§ What is expected: Scan the data for lines with "color" and report the count by itself.

§ Figure record extracts:
★ ★ ★ ★ ★ ★ ★

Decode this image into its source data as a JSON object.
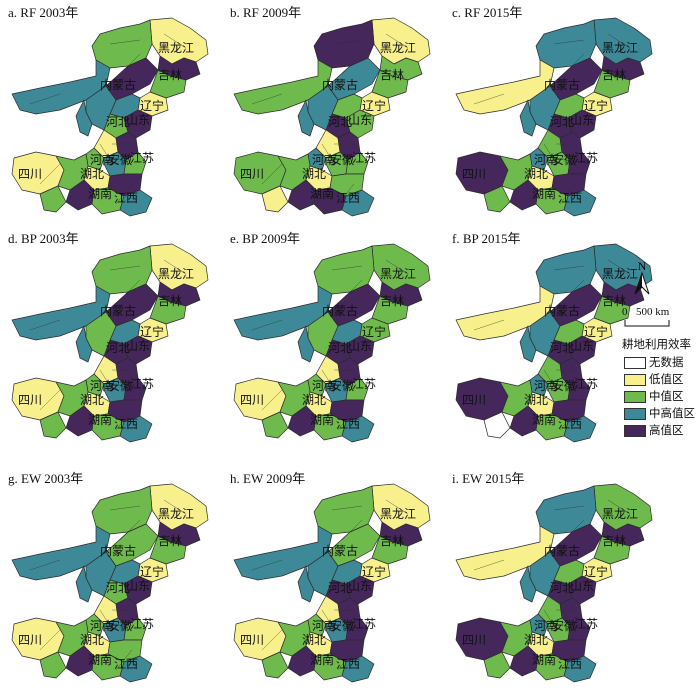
{
  "panels": [
    {
      "title": "a. RF 2003年",
      "regions": [
        "low",
        "high",
        "mid",
        "midhigh",
        "high",
        "mid",
        "low",
        "midhigh",
        "mid",
        "midhigh",
        "high",
        "low",
        "mid",
        "high",
        "midhigh",
        "mid",
        "low",
        "high",
        "mid",
        "midhigh",
        "low",
        "mid",
        "high",
        "midhigh",
        "mid"
      ]
    },
    {
      "title": "b. RF 2009年",
      "regions": [
        "low",
        "mid",
        "high",
        "mid",
        "midhigh",
        "mid",
        "low",
        "mid",
        "high",
        "midhigh",
        "mid",
        "low",
        "midhigh",
        "high",
        "mid",
        "mid",
        "low",
        "mid",
        "high",
        "midhigh",
        "mid",
        "mid",
        "high",
        "midhigh",
        "low"
      ]
    },
    {
      "title": "c. RF 2015年",
      "regions": [
        "midhigh",
        "high",
        "midhigh",
        "low",
        "high",
        "mid",
        "low",
        "mid",
        "high",
        "midhigh",
        "high",
        "mid",
        "midhigh",
        "high",
        "mid",
        "high",
        "low",
        "high",
        "mid",
        "midhigh",
        "high",
        "mid",
        "high",
        "midhigh",
        "mid"
      ]
    },
    {
      "title": "d. BP 2003年",
      "regions": [
        "low",
        "high",
        "mid",
        "midhigh",
        "high",
        "mid",
        "low",
        "midhigh",
        "high",
        "mid",
        "high",
        "low",
        "mid",
        "high",
        "midhigh",
        "high",
        "low",
        "high",
        "mid",
        "midhigh",
        "low",
        "mid",
        "high",
        "midhigh",
        "mid"
      ]
    },
    {
      "title": "e. BP 2009年",
      "regions": [
        "mid",
        "high",
        "mid",
        "midhigh",
        "high",
        "mid",
        "mid",
        "midhigh",
        "high",
        "mid",
        "high",
        "low",
        "mid",
        "high",
        "midhigh",
        "mid",
        "low",
        "high",
        "mid",
        "midhigh",
        "low",
        "mid",
        "high",
        "midhigh",
        "mid"
      ]
    },
    {
      "title": "f. BP 2015年",
      "regions": [
        "midhigh",
        "high",
        "midhigh",
        "low",
        "high",
        "mid",
        "low",
        "mid",
        "high",
        "midhigh",
        "high",
        "mid",
        "midhigh",
        "high",
        "mid",
        "high",
        "low",
        "high",
        "mid",
        "midhigh",
        "high",
        "mid",
        "high",
        "midhigh",
        "none"
      ]
    },
    {
      "title": "g. EW 2003年",
      "regions": [
        "low",
        "high",
        "mid",
        "midhigh",
        "mid",
        "mid",
        "low",
        "midhigh",
        "mid",
        "midhigh",
        "high",
        "low",
        "mid",
        "high",
        "midhigh",
        "mid",
        "low",
        "mid",
        "mid",
        "midhigh",
        "low",
        "mid",
        "high",
        "midhigh",
        "mid"
      ]
    },
    {
      "title": "h. EW 2009年",
      "regions": [
        "low",
        "high",
        "mid",
        "midhigh",
        "mid",
        "mid",
        "low",
        "midhigh",
        "high",
        "midhigh",
        "high",
        "low",
        "mid",
        "high",
        "midhigh",
        "high",
        "low",
        "high",
        "mid",
        "midhigh",
        "low",
        "mid",
        "high",
        "midhigh",
        "mid"
      ]
    },
    {
      "title": "i. EW 2015年",
      "regions": [
        "mid",
        "high",
        "midhigh",
        "low",
        "high",
        "mid",
        "low",
        "mid",
        "high",
        "midhigh",
        "high",
        "mid",
        "midhigh",
        "high",
        "mid",
        "high",
        "low",
        "high",
        "mid",
        "midhigh",
        "high",
        "mid",
        "high",
        "midhigh",
        "mid"
      ]
    }
  ],
  "province_labels": [
    "黑龙江",
    "内蒙古",
    "吉林",
    "辽宁",
    "河北",
    "山东",
    "河南",
    "安徽",
    "湖北",
    "江苏",
    "四川",
    "湖南",
    "江西"
  ],
  "legend": {
    "north": "N",
    "scale_min": "0",
    "scale_max": "500 km",
    "title": "耕地利用效率",
    "items": [
      {
        "key": "none",
        "label": "无数据",
        "color": "#ffffff"
      },
      {
        "key": "low",
        "label": "低值区",
        "color": "#f7f08d"
      },
      {
        "key": "mid",
        "label": "中值区",
        "color": "#6fba4c"
      },
      {
        "key": "midhigh",
        "label": "中高值区",
        "color": "#3e8997"
      },
      {
        "key": "high",
        "label": "高值区",
        "color": "#45275c"
      }
    ]
  }
}
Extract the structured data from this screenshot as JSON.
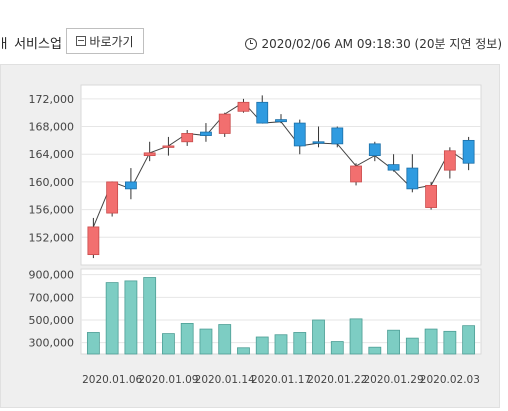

★ ★ ★ ★ ★ ★ ★

§ Exercise output: 5